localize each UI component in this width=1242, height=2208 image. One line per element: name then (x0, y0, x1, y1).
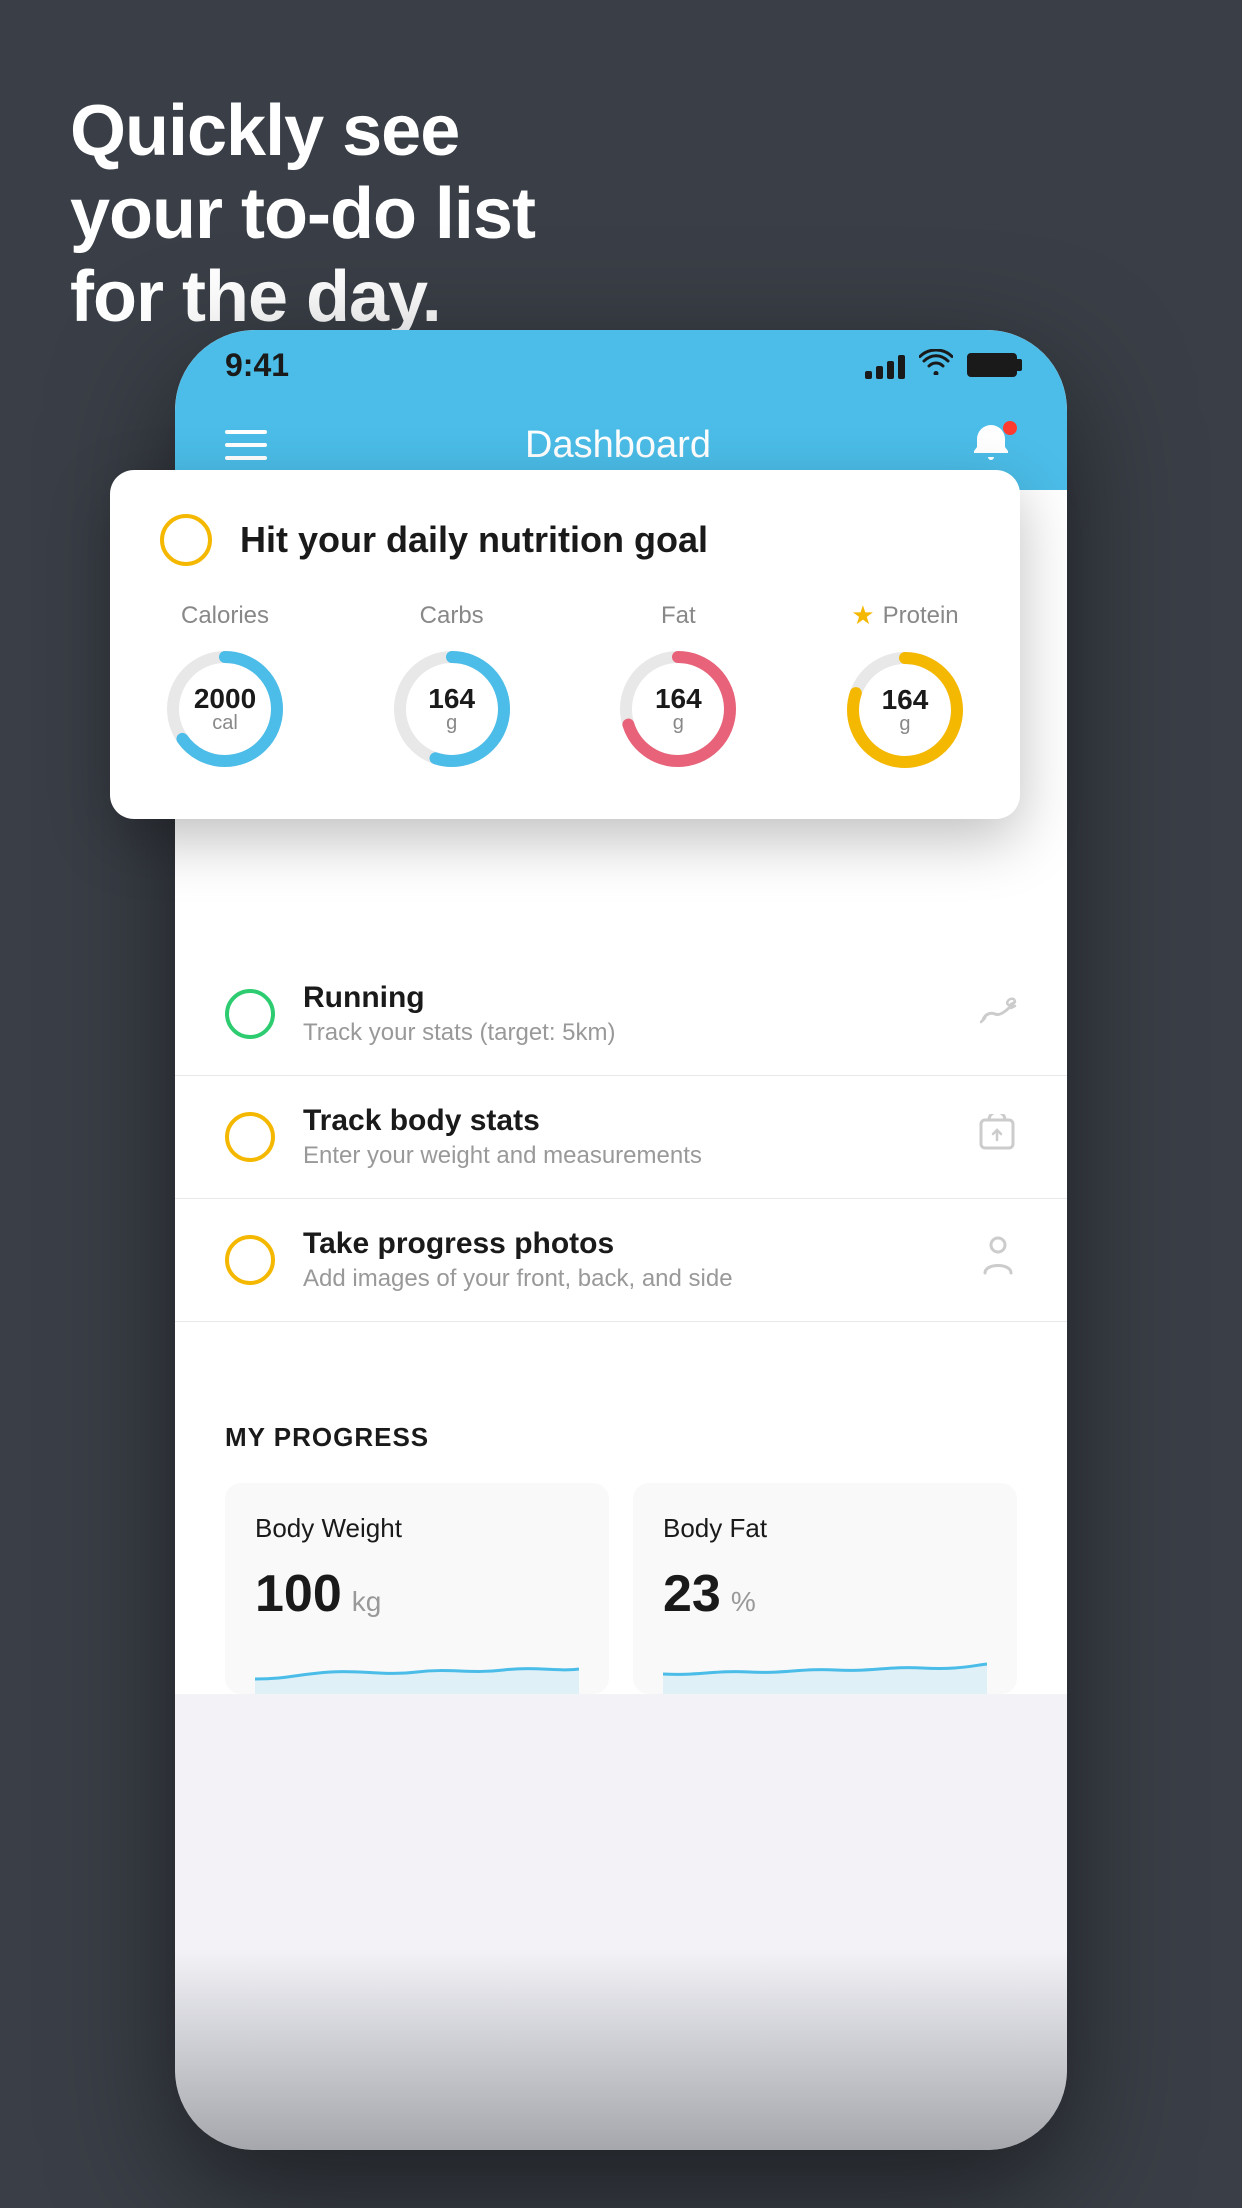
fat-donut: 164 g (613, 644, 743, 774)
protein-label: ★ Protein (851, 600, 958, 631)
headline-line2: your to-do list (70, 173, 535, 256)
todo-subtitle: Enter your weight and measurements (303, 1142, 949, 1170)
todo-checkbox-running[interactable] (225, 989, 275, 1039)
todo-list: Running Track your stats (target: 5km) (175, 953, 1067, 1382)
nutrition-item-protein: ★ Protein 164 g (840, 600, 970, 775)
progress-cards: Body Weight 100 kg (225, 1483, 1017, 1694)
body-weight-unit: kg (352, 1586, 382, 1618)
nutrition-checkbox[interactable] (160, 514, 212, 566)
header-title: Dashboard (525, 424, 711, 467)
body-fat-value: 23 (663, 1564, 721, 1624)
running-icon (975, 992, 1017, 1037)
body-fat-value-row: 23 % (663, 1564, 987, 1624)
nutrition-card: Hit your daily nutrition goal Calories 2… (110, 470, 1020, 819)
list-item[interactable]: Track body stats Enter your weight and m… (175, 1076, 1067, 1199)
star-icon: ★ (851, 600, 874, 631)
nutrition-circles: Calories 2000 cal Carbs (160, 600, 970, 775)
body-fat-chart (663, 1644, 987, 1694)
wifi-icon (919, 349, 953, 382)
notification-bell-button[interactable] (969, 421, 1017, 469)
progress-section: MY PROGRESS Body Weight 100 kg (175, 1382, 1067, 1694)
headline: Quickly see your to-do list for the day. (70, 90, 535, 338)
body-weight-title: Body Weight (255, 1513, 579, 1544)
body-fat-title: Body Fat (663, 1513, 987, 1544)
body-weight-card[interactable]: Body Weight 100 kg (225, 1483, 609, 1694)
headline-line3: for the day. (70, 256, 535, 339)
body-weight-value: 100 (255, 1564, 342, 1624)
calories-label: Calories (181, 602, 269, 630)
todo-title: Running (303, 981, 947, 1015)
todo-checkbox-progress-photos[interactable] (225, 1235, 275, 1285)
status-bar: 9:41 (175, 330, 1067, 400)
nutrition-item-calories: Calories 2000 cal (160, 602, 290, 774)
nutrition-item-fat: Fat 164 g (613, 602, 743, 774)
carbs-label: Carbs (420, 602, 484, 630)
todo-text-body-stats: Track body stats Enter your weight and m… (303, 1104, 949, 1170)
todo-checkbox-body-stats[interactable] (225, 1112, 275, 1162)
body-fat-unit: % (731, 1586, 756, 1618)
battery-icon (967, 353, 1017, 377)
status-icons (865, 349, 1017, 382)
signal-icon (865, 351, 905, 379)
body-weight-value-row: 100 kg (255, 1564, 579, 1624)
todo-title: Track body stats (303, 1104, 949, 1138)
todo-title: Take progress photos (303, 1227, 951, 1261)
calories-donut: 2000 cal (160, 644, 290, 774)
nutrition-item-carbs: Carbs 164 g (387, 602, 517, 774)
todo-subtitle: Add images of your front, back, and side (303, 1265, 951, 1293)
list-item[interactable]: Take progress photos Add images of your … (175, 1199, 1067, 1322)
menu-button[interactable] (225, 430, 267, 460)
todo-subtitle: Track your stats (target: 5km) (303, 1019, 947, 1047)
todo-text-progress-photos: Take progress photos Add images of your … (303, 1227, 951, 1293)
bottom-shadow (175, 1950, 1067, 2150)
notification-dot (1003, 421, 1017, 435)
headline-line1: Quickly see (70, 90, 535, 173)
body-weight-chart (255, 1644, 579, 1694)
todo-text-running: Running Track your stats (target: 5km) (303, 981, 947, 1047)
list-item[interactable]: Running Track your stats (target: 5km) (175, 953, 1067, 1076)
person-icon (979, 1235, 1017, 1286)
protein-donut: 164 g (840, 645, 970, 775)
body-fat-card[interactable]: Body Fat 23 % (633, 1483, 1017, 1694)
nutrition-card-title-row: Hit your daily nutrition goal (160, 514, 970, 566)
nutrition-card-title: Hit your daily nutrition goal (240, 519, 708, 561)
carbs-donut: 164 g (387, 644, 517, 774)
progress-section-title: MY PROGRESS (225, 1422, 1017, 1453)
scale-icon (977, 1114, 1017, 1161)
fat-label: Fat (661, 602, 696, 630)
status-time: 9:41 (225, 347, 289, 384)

==

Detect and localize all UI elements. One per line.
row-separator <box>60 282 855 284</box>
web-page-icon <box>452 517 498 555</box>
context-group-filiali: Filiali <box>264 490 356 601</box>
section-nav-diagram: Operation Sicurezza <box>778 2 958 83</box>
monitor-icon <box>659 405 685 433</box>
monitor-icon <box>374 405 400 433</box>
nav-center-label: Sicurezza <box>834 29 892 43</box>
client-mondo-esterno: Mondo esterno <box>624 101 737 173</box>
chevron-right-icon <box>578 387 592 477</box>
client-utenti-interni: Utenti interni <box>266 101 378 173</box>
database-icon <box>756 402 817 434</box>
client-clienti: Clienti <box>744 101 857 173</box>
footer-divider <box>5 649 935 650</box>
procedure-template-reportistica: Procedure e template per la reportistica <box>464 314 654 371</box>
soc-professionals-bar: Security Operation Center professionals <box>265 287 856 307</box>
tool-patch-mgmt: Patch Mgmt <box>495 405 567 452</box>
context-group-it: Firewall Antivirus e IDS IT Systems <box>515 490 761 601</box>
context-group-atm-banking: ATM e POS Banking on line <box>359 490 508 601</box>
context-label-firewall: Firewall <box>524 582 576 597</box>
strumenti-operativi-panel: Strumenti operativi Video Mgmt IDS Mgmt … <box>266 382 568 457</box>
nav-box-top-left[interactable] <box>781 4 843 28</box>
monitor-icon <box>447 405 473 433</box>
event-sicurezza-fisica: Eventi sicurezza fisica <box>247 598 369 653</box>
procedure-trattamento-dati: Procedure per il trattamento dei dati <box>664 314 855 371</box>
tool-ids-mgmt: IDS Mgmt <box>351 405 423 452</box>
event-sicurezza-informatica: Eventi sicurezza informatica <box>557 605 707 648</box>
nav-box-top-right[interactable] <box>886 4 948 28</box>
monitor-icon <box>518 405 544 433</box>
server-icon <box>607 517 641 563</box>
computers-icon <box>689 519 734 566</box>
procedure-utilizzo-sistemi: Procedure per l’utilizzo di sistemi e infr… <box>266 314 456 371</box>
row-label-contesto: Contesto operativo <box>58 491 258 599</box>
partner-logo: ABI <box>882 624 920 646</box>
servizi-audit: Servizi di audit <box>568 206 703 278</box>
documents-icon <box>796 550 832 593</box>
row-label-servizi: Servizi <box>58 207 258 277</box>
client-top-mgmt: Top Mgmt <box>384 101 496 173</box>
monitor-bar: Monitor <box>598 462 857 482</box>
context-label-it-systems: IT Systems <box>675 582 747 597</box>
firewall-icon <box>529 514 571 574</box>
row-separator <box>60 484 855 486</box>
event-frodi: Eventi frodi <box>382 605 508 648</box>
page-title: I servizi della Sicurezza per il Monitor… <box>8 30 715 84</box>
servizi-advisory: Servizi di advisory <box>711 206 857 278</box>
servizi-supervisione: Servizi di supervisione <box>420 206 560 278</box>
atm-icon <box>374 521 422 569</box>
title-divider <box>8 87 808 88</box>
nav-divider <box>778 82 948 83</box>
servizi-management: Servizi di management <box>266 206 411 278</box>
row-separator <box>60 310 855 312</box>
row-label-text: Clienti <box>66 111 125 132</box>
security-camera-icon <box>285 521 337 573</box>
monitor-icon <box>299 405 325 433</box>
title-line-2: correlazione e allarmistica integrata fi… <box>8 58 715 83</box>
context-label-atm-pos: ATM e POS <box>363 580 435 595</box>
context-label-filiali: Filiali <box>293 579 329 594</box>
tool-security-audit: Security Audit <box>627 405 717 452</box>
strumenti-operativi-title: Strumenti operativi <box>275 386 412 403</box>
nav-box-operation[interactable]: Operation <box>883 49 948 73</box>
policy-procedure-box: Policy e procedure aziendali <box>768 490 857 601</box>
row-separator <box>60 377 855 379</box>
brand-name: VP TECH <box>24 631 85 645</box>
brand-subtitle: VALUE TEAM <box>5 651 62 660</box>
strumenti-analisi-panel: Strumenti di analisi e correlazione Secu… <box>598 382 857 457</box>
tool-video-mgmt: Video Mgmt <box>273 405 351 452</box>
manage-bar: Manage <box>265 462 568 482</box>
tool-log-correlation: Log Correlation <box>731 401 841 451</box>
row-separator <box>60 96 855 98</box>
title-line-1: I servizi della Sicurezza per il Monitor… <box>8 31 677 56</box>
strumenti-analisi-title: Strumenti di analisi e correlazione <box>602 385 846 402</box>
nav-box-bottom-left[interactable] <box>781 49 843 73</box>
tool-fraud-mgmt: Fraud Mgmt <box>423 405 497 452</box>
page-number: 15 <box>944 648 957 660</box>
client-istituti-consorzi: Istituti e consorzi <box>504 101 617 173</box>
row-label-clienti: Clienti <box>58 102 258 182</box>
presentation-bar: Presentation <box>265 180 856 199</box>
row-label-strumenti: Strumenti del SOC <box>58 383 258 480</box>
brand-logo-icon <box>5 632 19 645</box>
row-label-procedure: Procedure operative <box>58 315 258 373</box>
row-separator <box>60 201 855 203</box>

==

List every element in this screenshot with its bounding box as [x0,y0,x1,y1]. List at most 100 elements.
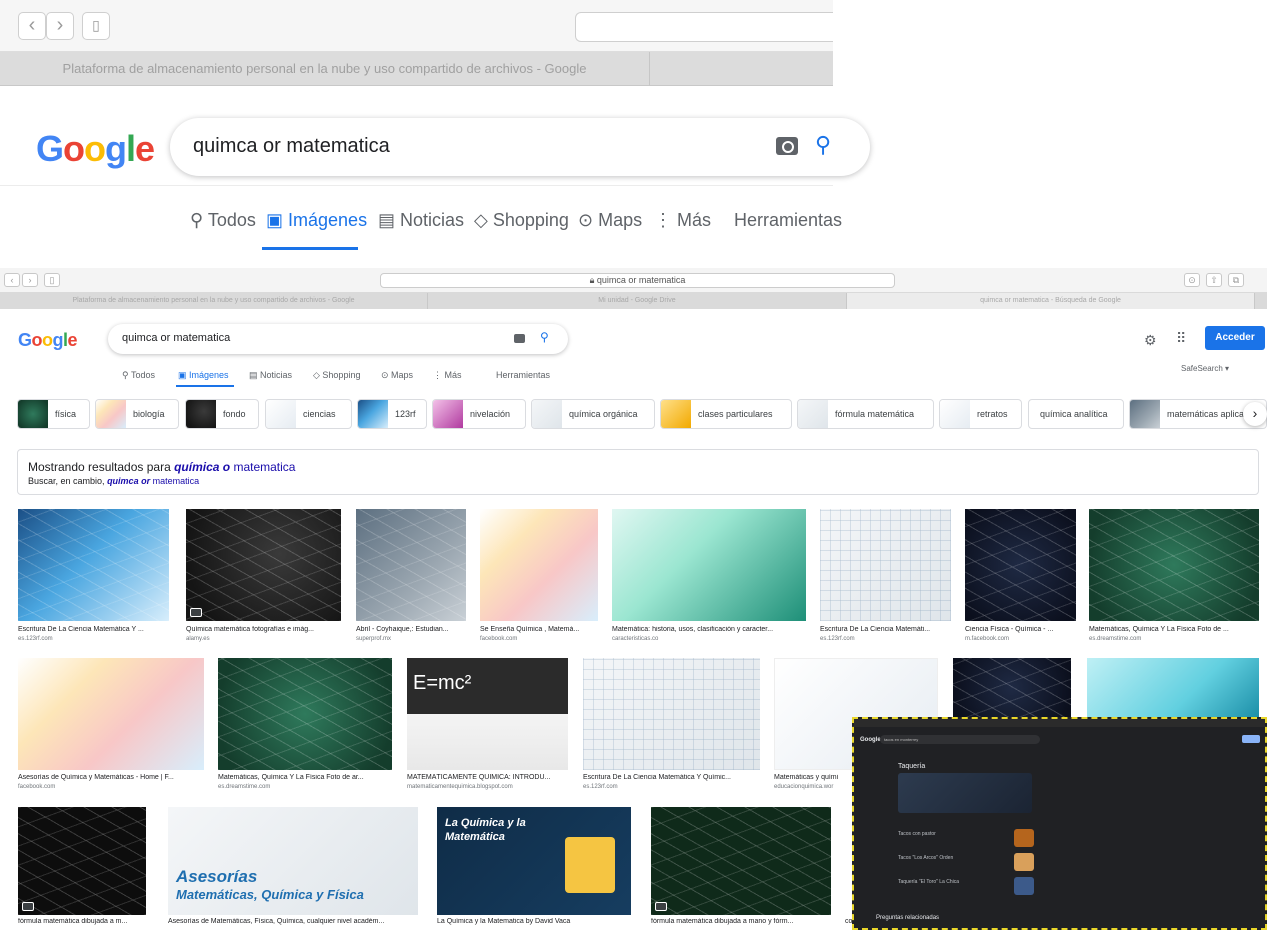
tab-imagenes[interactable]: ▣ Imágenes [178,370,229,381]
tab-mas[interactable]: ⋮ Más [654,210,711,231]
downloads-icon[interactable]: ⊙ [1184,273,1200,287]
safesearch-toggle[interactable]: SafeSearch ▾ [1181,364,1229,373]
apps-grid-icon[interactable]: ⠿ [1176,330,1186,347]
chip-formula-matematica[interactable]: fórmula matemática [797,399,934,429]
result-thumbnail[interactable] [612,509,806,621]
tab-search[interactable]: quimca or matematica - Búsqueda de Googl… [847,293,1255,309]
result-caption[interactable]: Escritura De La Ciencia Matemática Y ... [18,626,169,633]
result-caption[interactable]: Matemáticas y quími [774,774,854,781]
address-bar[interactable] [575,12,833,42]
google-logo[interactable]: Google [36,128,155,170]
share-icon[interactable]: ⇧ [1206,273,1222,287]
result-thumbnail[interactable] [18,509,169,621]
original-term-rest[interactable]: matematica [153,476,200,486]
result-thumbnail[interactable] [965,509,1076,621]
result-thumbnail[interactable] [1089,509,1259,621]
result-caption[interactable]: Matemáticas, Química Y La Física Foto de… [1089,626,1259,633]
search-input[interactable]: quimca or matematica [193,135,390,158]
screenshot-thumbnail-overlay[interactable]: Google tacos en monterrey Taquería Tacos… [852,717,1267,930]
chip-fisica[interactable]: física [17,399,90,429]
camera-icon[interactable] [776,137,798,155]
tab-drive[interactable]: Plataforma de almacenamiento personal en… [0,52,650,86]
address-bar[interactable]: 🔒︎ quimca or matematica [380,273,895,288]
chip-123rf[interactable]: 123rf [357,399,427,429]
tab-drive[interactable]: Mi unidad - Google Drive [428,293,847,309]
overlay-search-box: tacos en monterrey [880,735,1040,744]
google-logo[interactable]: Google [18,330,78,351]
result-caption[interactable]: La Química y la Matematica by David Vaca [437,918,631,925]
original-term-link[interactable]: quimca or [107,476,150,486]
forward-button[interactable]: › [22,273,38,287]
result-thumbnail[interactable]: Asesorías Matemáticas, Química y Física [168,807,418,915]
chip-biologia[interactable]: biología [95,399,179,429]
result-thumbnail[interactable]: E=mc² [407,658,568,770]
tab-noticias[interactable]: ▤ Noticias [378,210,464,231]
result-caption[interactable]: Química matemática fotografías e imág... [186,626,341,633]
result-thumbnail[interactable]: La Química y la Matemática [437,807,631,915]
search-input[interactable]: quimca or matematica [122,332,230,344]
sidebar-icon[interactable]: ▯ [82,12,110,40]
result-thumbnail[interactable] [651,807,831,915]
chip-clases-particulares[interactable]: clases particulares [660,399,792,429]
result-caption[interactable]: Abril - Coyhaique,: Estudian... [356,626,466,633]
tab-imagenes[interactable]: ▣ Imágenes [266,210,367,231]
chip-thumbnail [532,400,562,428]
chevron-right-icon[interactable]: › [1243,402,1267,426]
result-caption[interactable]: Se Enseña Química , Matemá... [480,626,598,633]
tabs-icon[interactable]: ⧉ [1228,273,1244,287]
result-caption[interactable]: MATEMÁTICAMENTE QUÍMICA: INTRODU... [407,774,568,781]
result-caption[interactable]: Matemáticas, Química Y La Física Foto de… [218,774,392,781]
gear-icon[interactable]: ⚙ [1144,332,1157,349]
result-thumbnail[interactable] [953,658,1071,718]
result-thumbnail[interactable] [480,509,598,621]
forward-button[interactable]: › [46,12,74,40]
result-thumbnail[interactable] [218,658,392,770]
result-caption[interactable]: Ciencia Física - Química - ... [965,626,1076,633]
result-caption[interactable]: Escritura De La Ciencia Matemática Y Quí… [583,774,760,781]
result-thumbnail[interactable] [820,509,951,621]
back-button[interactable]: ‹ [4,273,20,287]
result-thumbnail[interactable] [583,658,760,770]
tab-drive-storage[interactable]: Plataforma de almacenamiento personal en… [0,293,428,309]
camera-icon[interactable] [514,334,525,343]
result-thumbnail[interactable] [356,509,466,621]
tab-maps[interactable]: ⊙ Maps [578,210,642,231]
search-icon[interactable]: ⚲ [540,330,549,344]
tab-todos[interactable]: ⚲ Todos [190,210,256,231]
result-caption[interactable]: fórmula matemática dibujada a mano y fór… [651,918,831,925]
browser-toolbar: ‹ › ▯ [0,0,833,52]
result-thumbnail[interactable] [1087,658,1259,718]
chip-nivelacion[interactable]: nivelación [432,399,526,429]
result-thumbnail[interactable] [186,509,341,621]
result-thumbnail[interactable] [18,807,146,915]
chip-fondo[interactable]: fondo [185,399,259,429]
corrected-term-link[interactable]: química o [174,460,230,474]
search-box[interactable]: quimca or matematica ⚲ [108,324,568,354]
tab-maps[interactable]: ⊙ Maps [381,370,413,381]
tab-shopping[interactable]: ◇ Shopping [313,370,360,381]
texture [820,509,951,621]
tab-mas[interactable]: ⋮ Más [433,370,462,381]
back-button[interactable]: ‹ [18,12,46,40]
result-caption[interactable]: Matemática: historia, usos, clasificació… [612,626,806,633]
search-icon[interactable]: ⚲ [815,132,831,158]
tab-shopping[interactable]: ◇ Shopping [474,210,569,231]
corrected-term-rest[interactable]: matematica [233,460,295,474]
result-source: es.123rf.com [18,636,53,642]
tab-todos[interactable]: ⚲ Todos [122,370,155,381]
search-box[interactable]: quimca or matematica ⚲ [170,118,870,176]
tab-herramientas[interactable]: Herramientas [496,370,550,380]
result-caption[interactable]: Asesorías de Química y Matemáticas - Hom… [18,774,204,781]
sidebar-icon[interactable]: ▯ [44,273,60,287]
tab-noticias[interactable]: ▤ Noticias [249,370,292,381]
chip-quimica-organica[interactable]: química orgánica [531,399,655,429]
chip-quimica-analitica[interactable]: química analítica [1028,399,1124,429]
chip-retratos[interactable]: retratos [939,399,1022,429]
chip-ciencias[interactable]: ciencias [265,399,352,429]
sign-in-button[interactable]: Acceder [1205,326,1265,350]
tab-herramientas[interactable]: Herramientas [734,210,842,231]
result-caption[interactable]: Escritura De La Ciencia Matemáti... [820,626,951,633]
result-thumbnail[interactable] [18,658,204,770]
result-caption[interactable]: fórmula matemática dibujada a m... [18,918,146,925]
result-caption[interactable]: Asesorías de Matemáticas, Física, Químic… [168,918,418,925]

# Work to complete
Reproduce each line from the records that contains the word "daily".

# Answer
nutrition-card: Hit your daily nutrition goal Calories 2… (110, 470, 1020, 819)
nutrition-card-title-row: Hit your daily nutrition goal (160, 514, 970, 566)
nutrition-card-title: Hit your daily nutrition goal (240, 519, 708, 561)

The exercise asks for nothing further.